Set exercise = Show all lines that include the string "Precipitation"; copy each one.

Data section =
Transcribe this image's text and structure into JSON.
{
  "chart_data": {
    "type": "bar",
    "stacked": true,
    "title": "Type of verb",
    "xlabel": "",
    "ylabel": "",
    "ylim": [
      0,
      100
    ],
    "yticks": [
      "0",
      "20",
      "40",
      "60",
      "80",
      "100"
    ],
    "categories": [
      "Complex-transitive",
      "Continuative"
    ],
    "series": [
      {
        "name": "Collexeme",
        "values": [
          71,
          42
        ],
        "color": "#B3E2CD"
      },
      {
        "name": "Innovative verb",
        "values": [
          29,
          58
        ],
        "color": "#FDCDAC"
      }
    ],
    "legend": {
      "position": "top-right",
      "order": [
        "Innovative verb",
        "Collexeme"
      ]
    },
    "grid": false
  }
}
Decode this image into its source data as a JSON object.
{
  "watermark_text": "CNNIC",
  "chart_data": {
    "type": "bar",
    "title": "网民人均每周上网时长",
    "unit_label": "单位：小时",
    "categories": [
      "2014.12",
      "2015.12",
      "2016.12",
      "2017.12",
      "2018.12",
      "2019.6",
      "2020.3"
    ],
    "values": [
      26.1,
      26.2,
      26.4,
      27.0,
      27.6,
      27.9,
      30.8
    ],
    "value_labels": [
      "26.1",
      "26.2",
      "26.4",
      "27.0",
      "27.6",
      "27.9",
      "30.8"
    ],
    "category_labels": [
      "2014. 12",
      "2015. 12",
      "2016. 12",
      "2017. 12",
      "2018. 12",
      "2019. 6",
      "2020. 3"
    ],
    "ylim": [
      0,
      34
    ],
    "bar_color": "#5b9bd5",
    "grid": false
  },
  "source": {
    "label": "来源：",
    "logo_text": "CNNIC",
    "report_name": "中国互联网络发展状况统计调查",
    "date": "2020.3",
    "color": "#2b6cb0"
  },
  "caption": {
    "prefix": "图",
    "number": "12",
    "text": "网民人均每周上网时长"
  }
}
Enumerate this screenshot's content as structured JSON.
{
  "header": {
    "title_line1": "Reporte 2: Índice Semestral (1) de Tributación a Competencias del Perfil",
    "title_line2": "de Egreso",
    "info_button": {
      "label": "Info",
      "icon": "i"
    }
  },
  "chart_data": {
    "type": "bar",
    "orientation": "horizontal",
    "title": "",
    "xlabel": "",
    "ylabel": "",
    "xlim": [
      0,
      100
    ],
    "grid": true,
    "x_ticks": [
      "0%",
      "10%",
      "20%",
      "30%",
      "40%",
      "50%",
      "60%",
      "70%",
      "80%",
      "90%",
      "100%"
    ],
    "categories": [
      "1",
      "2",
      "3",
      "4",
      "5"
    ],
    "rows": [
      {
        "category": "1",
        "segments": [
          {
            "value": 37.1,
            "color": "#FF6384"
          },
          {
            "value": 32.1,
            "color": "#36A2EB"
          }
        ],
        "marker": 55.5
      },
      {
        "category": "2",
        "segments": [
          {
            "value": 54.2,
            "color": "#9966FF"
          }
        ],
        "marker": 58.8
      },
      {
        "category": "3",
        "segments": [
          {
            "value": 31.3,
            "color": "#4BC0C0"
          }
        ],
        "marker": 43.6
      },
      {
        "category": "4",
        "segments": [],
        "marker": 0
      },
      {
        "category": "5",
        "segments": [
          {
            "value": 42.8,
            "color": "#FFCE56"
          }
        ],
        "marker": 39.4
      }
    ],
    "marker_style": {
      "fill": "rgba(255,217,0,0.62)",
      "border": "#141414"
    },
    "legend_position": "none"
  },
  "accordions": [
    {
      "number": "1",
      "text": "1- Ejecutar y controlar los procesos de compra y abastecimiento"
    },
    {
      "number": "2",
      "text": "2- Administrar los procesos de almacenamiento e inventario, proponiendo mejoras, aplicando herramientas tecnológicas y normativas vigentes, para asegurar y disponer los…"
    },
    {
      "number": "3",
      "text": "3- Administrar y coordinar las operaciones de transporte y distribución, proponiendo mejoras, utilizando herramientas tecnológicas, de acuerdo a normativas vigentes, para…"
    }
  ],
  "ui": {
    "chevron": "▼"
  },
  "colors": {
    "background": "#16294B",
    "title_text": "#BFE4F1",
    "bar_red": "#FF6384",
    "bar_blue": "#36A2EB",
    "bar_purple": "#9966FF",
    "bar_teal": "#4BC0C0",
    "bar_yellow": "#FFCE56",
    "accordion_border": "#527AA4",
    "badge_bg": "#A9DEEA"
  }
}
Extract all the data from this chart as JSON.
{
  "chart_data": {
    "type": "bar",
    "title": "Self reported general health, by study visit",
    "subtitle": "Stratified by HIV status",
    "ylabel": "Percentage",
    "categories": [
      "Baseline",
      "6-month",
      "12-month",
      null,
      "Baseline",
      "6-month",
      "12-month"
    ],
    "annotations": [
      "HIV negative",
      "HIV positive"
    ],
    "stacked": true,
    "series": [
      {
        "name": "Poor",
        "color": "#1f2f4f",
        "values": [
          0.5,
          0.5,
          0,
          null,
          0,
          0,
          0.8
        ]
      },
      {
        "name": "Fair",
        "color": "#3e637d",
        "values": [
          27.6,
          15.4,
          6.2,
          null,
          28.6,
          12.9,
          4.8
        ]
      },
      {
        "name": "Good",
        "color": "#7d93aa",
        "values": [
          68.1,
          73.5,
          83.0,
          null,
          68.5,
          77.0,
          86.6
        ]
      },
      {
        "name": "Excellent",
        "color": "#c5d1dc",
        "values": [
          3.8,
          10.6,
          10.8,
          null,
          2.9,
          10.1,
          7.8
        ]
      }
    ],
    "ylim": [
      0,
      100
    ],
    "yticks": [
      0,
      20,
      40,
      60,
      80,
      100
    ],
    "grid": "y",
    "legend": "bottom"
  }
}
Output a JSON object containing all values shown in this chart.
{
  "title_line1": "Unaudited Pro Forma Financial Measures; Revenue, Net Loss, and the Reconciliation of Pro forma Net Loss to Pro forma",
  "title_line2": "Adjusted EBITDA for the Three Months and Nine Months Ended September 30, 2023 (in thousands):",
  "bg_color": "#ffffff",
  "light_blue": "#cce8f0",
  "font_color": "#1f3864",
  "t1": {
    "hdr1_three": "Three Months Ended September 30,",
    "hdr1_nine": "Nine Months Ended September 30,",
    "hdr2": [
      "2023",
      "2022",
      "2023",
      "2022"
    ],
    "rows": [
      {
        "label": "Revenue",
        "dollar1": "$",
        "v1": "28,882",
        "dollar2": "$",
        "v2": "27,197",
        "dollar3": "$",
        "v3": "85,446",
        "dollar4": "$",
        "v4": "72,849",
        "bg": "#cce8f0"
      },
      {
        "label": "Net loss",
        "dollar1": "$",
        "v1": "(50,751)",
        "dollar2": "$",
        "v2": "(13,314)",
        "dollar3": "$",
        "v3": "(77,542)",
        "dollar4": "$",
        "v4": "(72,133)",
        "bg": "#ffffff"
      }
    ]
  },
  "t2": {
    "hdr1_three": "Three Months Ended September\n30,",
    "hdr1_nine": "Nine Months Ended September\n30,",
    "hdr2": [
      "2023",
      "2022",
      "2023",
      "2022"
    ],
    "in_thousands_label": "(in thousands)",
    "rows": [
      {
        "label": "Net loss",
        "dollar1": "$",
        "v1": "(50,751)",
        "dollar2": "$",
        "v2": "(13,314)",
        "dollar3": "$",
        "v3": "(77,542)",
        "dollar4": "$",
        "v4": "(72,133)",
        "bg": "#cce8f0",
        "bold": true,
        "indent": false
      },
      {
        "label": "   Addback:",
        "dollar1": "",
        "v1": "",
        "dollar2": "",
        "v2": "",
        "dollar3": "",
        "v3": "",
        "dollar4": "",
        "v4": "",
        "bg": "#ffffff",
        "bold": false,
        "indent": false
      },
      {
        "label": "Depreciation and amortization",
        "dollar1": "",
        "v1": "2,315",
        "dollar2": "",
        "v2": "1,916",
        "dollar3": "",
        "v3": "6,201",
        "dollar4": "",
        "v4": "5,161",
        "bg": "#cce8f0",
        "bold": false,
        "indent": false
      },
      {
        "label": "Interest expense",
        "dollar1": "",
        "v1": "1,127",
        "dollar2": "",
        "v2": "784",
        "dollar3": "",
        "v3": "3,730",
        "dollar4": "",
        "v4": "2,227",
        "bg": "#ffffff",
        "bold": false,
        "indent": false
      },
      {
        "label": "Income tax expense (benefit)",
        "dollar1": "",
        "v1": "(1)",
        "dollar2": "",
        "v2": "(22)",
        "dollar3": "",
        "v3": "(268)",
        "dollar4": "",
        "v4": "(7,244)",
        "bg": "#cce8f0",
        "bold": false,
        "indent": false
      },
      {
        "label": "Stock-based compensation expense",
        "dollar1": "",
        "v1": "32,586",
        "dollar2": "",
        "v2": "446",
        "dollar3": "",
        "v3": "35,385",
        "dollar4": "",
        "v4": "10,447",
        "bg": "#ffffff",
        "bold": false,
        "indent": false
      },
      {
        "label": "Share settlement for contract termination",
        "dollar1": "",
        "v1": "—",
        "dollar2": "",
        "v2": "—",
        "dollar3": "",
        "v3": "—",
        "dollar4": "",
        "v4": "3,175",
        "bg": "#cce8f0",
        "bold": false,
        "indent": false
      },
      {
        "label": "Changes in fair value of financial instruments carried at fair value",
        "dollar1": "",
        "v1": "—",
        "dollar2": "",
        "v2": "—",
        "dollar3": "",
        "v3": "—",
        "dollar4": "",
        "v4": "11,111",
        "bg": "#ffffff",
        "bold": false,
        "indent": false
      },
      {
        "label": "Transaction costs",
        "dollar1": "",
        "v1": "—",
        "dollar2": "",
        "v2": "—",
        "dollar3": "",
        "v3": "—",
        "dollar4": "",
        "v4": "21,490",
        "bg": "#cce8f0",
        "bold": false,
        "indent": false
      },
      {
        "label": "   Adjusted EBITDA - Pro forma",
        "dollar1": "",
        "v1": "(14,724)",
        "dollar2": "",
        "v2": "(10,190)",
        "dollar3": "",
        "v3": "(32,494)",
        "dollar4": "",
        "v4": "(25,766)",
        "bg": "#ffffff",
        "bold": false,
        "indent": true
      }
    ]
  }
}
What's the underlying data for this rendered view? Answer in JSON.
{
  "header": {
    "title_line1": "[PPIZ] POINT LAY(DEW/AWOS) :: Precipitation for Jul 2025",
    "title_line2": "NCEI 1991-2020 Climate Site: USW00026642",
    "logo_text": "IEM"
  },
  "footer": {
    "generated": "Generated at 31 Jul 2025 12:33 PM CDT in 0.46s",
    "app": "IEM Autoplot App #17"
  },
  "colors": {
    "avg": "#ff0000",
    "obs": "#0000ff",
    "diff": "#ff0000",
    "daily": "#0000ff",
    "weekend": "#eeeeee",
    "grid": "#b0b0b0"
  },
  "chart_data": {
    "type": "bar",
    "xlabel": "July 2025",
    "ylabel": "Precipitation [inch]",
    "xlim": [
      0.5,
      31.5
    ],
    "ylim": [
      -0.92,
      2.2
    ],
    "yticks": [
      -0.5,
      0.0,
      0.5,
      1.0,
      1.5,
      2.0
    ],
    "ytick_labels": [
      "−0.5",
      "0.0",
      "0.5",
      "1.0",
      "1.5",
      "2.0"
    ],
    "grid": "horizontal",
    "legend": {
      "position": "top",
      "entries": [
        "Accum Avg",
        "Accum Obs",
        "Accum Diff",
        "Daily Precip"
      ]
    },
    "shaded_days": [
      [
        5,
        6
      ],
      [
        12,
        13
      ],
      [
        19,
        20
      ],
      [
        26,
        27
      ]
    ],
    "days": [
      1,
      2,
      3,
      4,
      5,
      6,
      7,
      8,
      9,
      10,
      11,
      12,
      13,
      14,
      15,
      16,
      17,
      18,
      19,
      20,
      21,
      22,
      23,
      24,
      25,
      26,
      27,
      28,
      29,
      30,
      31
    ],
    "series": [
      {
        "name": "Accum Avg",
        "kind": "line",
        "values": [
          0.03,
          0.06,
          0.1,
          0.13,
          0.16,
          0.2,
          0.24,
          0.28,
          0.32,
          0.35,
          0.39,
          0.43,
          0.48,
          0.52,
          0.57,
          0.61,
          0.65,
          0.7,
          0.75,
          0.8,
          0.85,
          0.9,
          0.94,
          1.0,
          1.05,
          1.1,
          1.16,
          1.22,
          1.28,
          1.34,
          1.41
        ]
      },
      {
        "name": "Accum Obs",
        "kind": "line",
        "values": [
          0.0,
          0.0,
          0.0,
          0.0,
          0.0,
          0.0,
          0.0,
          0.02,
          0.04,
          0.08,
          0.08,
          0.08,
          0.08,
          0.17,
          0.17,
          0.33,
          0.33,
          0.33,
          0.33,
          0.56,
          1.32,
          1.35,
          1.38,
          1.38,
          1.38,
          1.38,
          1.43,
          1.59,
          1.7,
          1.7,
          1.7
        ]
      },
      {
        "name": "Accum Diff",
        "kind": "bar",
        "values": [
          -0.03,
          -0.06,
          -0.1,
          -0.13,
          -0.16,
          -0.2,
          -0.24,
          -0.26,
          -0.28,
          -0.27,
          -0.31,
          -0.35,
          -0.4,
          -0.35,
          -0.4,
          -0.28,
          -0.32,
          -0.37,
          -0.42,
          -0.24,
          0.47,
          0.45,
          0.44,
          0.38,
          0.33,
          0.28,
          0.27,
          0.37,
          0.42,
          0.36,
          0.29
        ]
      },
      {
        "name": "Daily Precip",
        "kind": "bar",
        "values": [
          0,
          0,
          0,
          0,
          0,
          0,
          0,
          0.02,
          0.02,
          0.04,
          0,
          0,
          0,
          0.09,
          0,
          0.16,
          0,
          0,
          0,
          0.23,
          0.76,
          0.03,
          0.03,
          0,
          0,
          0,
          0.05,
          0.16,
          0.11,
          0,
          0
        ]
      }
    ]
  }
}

Task solution =
    "title_line1": "[PPIZ] POINT LAY(DEW/AWOS) :: Precipitation for Jul 2025",
    "ylabel": "Precipitation [inch]",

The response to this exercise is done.